Stored data entries
□ □ □ □ □

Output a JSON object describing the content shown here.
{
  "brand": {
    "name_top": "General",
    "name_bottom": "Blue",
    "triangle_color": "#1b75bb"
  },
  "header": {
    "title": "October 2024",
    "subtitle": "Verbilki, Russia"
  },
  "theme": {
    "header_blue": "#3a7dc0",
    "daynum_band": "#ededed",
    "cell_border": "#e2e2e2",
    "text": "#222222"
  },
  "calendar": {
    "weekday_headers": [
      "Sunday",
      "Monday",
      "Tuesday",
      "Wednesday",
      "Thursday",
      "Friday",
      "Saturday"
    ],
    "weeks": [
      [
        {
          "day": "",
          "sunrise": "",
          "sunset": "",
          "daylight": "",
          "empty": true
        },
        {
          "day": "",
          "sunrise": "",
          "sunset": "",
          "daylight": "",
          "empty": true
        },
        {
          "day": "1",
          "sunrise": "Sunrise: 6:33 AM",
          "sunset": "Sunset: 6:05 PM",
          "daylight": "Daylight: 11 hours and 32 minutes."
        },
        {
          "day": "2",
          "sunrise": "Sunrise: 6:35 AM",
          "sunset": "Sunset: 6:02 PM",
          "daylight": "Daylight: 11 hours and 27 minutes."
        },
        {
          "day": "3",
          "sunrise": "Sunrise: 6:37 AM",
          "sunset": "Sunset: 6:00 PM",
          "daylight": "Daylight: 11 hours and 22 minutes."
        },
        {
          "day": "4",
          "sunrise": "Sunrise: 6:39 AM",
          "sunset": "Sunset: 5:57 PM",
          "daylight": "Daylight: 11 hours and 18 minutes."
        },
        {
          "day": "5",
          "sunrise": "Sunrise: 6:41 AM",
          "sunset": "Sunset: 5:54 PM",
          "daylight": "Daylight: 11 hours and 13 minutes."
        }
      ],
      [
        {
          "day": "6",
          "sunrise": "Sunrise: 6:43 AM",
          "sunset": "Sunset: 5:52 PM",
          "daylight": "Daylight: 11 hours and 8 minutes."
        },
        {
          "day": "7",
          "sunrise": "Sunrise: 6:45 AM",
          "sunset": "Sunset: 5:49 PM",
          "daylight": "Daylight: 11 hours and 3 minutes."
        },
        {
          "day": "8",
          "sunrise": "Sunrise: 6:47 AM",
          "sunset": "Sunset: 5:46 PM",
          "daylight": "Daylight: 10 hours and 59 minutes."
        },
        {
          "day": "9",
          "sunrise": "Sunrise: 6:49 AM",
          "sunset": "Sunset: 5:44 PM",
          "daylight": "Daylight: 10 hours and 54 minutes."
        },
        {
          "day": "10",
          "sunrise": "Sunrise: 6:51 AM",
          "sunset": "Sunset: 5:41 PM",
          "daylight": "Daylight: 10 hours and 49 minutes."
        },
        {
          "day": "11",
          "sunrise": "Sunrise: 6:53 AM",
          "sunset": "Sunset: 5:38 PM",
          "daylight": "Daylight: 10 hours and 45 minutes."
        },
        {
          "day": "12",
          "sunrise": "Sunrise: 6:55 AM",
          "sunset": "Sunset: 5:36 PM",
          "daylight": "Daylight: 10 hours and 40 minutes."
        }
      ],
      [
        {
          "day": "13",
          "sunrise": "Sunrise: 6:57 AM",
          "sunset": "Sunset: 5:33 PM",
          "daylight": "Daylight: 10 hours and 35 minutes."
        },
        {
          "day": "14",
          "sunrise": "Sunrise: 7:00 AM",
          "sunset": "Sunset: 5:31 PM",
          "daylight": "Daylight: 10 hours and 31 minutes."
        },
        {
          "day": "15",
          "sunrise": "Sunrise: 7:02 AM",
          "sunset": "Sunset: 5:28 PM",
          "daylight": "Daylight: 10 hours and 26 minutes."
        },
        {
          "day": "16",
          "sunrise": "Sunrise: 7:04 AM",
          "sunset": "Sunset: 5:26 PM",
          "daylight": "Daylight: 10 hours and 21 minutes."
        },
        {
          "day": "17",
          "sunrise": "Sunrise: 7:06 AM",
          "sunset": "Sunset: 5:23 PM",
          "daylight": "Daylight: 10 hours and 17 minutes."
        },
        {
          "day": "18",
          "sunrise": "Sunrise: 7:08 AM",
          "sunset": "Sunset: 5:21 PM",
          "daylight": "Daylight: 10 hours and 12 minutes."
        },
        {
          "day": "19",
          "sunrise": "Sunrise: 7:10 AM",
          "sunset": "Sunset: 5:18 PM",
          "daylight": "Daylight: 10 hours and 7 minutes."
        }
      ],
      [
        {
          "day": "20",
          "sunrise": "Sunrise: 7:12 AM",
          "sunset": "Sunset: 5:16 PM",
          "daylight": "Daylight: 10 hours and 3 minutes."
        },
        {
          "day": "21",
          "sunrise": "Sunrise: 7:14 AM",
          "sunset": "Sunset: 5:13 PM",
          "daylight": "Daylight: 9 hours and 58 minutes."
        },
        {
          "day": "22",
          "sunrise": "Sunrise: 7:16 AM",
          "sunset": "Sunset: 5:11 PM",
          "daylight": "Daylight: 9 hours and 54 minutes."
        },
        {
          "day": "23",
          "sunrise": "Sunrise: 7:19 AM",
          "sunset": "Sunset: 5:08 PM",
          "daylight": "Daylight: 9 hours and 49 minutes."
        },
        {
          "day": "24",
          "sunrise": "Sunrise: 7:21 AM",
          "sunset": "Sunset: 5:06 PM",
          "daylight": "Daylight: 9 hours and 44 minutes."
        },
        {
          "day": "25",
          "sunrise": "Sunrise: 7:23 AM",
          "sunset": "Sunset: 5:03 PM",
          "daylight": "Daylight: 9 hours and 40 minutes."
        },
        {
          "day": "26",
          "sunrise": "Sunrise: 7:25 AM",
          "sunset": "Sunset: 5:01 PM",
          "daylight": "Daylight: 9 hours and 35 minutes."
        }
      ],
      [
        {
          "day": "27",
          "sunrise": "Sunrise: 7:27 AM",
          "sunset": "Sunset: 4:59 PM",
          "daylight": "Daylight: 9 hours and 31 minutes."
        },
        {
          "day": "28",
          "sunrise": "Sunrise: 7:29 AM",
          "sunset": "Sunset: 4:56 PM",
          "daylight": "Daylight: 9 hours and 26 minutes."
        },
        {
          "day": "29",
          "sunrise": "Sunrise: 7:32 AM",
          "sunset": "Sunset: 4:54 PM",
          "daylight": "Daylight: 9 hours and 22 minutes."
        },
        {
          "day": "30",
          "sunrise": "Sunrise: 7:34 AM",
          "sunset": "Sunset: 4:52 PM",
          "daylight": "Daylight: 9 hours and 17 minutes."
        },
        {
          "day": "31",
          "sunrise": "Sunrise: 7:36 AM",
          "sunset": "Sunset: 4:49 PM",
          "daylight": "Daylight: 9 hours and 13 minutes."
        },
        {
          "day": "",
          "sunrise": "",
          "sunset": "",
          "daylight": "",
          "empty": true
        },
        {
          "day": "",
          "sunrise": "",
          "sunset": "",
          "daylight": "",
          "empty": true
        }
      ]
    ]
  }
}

□ □ □ □ □

_STATED EXERCISE_
Each entry above is to be set down again in exactly the same words.

_SOLUTION TO THE PROBLEM_
Output a JSON object describing the content shown here.
{
  "brand": {
    "name_top": "General",
    "name_bottom": "Blue",
    "triangle_color": "#1b75bb"
  },
  "header": {
    "title": "October 2024",
    "subtitle": "Verbilki, Russia"
  },
  "theme": {
    "header_blue": "#3a7dc0",
    "daynum_band": "#ededed",
    "cell_border": "#e2e2e2",
    "text": "#222222"
  },
  "calendar": {
    "weekday_headers": [
      "Sunday",
      "Monday",
      "Tuesday",
      "Wednesday",
      "Thursday",
      "Friday",
      "Saturday"
    ],
    "weeks": [
      [
        {
          "day": "",
          "sunrise": "",
          "sunset": "",
          "daylight": "",
          "empty": true
        },
        {
          "day": "",
          "sunrise": "",
          "sunset": "",
          "daylight": "",
          "empty": true
        },
        {
          "day": "1",
          "sunrise": "Sunrise: 6:33 AM",
          "sunset": "Sunset: 6:05 PM",
          "daylight": "Daylight: 11 hours and 32 minutes."
        },
        {
          "day": "2",
          "sunrise": "Sunrise: 6:35 AM",
          "sunset": "Sunset: 6:02 PM",
          "daylight": "Daylight: 11 hours and 27 minutes."
        },
        {
          "day": "3",
          "sunrise": "Sunrise: 6:37 AM",
          "sunset": "Sunset: 6:00 PM",
          "daylight": "Daylight: 11 hours and 22 minutes."
        },
        {
          "day": "4",
          "sunrise": "Sunrise: 6:39 AM",
          "sunset": "Sunset: 5:57 PM",
          "daylight": "Daylight: 11 hours and 18 minutes."
        },
        {
          "day": "5",
          "sunrise": "Sunrise: 6:41 AM",
          "sunset": "Sunset: 5:54 PM",
          "daylight": "Daylight: 11 hours and 13 minutes."
        }
      ],
      [
        {
          "day": "6",
          "sunrise": "Sunrise: 6:43 AM",
          "sunset": "Sunset: 5:52 PM",
          "daylight": "Daylight: 11 hours and 8 minutes."
        },
        {
          "day": "7",
          "sunrise": "Sunrise: 6:45 AM",
          "sunset": "Sunset: 5:49 PM",
          "daylight": "Daylight: 11 hours and 3 minutes."
        },
        {
          "day": "8",
          "sunrise": "Sunrise: 6:47 AM",
          "sunset": "Sunset: 5:46 PM",
          "daylight": "Daylight: 10 hours and 59 minutes."
        },
        {
          "day": "9",
          "sunrise": "Sunrise: 6:49 AM",
          "sunset": "Sunset: 5:44 PM",
          "daylight": "Daylight: 10 hours and 54 minutes."
        },
        {
          "day": "10",
          "sunrise": "Sunrise: 6:51 AM",
          "sunset": "Sunset: 5:41 PM",
          "daylight": "Daylight: 10 hours and 49 minutes."
        },
        {
          "day": "11",
          "sunrise": "Sunrise: 6:53 AM",
          "sunset": "Sunset: 5:38 PM",
          "daylight": "Daylight: 10 hours and 45 minutes."
        },
        {
          "day": "12",
          "sunrise": "Sunrise: 6:55 AM",
          "sunset": "Sunset: 5:36 PM",
          "daylight": "Daylight: 10 hours and 40 minutes."
        }
      ],
      [
        {
          "day": "13",
          "sunrise": "Sunrise: 6:57 AM",
          "sunset": "Sunset: 5:33 PM",
          "daylight": "Daylight: 10 hours and 35 minutes."
        },
        {
          "day": "14",
          "sunrise": "Sunrise: 7:00 AM",
          "sunset": "Sunset: 5:31 PM",
          "daylight": "Daylight: 10 hours and 31 minutes."
        },
        {
          "day": "15",
          "sunrise": "Sunrise: 7:02 AM",
          "sunset": "Sunset: 5:28 PM",
          "daylight": "Daylight: 10 hours and 26 minutes."
        },
        {
          "day": "16",
          "sunrise": "Sunrise: 7:04 AM",
          "sunset": "Sunset: 5:26 PM",
          "daylight": "Daylight: 10 hours and 21 minutes."
        },
        {
          "day": "17",
          "sunrise": "Sunrise: 7:06 AM",
          "sunset": "Sunset: 5:23 PM",
          "daylight": "Daylight: 10 hours and 17 minutes."
        },
        {
          "day": "18",
          "sunrise": "Sunrise: 7:08 AM",
          "sunset": "Sunset: 5:21 PM",
          "daylight": "Daylight: 10 hours and 12 minutes."
        },
        {
          "day": "19",
          "sunrise": "Sunrise: 7:10 AM",
          "sunset": "Sunset: 5:18 PM",
          "daylight": "Daylight: 10 hours and 7 minutes."
        }
      ],
      [
        {
          "day": "20",
          "sunrise": "Sunrise: 7:12 AM",
          "sunset": "Sunset: 5:16 PM",
          "daylight": "Daylight: 10 hours and 3 minutes."
        },
        {
          "day": "21",
          "sunrise": "Sunrise: 7:14 AM",
          "sunset": "Sunset: 5:13 PM",
          "daylight": "Daylight: 9 hours and 58 minutes."
        },
        {
          "day": "22",
          "sunrise": "Sunrise: 7:16 AM",
          "sunset": "Sunset: 5:11 PM",
          "daylight": "Daylight: 9 hours and 54 minutes."
        },
        {
          "day": "23",
          "sunrise": "Sunrise: 7:19 AM",
          "sunset": "Sunset: 5:08 PM",
          "daylight": "Daylight: 9 hours and 49 minutes."
        },
        {
          "day": "24",
          "sunrise": "Sunrise: 7:21 AM",
          "sunset": "Sunset: 5:06 PM",
          "daylight": "Daylight: 9 hours and 44 minutes."
        },
        {
          "day": "25",
          "sunrise": "Sunrise: 7:23 AM",
          "sunset": "Sunset: 5:03 PM",
          "daylight": "Daylight: 9 hours and 40 minutes."
        },
        {
          "day": "26",
          "sunrise": "Sunrise: 7:25 AM",
          "sunset": "Sunset: 5:01 PM",
          "daylight": "Daylight: 9 hours and 35 minutes."
        }
      ],
      [
        {
          "day": "27",
          "sunrise": "Sunrise: 7:27 AM",
          "sunset": "Sunset: 4:59 PM",
          "daylight": "Daylight: 9 hours and 31 minutes."
        },
        {
          "day": "28",
          "sunrise": "Sunrise: 7:29 AM",
          "sunset": "Sunset: 4:56 PM",
          "daylight": "Daylight: 9 hours and 26 minutes."
        },
        {
          "day": "29",
          "sunrise": "Sunrise: 7:32 AM",
          "sunset": "Sunset: 4:54 PM",
          "daylight": "Daylight: 9 hours and 22 minutes."
        },
        {
          "day": "30",
          "sunrise": "Sunrise: 7:34 AM",
          "sunset": "Sunset: 4:52 PM",
          "daylight": "Daylight: 9 hours and 17 minutes."
        },
        {
          "day": "31",
          "sunrise": "Sunrise: 7:36 AM",
          "sunset": "Sunset: 4:49 PM",
          "daylight": "Daylight: 9 hours and 13 minutes."
        },
        {
          "day": "",
          "sunrise": "",
          "sunset": "",
          "daylight": "",
          "empty": true
        },
        {
          "day": "",
          "sunrise": "",
          "sunset": "",
          "daylight": "",
          "empty": true
        }
      ]
    ]
  }
}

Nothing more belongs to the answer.